_Selected extract_:
* Begin *

# Tension in the thread: Centripetal Force in the Vertical plane

1. Jun 2, 2014

### mistermill

I get the theory:

Fc = Ft + Fg

Uniform circular motion, in the vertical plane.

Fc = net force = centripetal force
Ft = force of tension in the string
Fg = force of gravity

so at the top, with vector addition:

Ft = Fc- Fg

And if we define 'up' as positive, then should the equation look like

-Ft = -(mv^2/r) - (-mg)

because all these forces point down (to the centre)

or just

Ft = -(mv^2/r) - (-mg)

because Ft should COME OUT negative after the arithmetic?

Sometimes, in some questions, the answer key has Ft positive. Why? Does that mean the system is impossible (ie/ velocity is not sufficient) or just that the answer keys are wrong? My sense is that IF Ft comes out positive, that would imply that the string pushes outward, which is not what physics tells us. All the forces are directed toward the centre of the circle (down at the top of the circle). Period.

* End *

_Dataset content_:

* Begin *

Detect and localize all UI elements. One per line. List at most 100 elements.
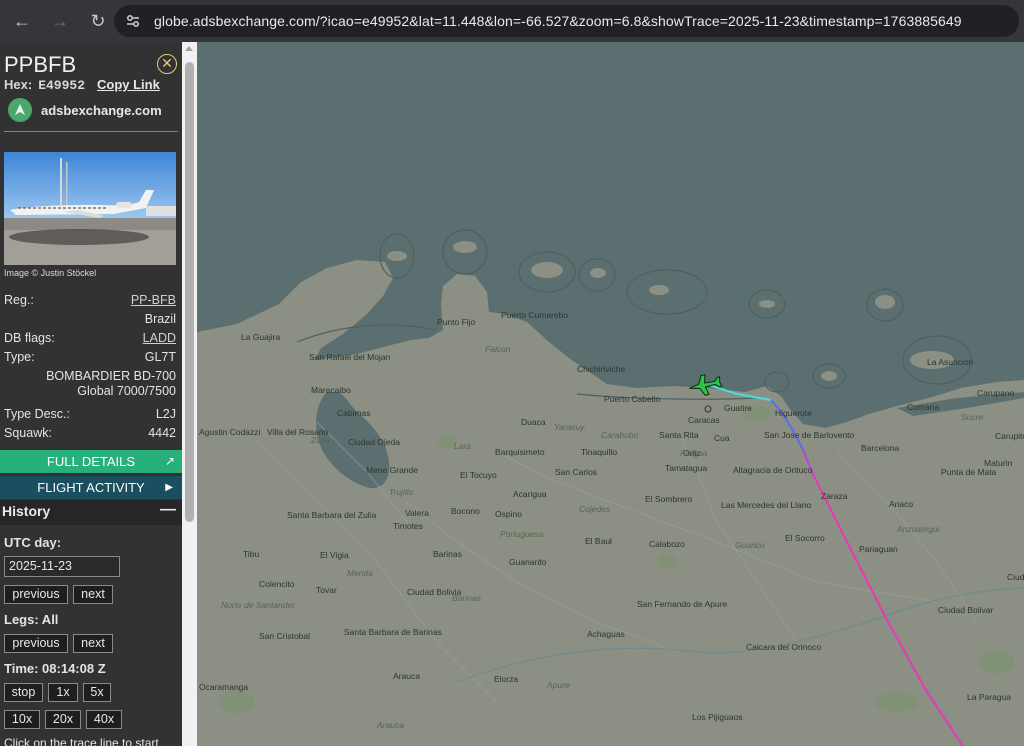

* End *

_Set tasks_:
1 – Repeat the post about tension in a vertical circle from "so at the top, with" to "(to the centre)", word for word.
2 – List every force symbol the post about tension in a vertical circle defines, with the meaning it gives each.
The lines have nothing to do with the post about tension in a vertical circle.

_Answers provided_:
1 –
so at the top, with vector addition:

Ft = Fc- Fg

And if we define 'up' as positive, then should the equation look like

-Ft = -(mv^2/r) - (-mg)

because all these forces point down (to the centre)

2 –
- Fc: net force = centripetal force
- Ft: force of tension in the string
- Fg: force of gravity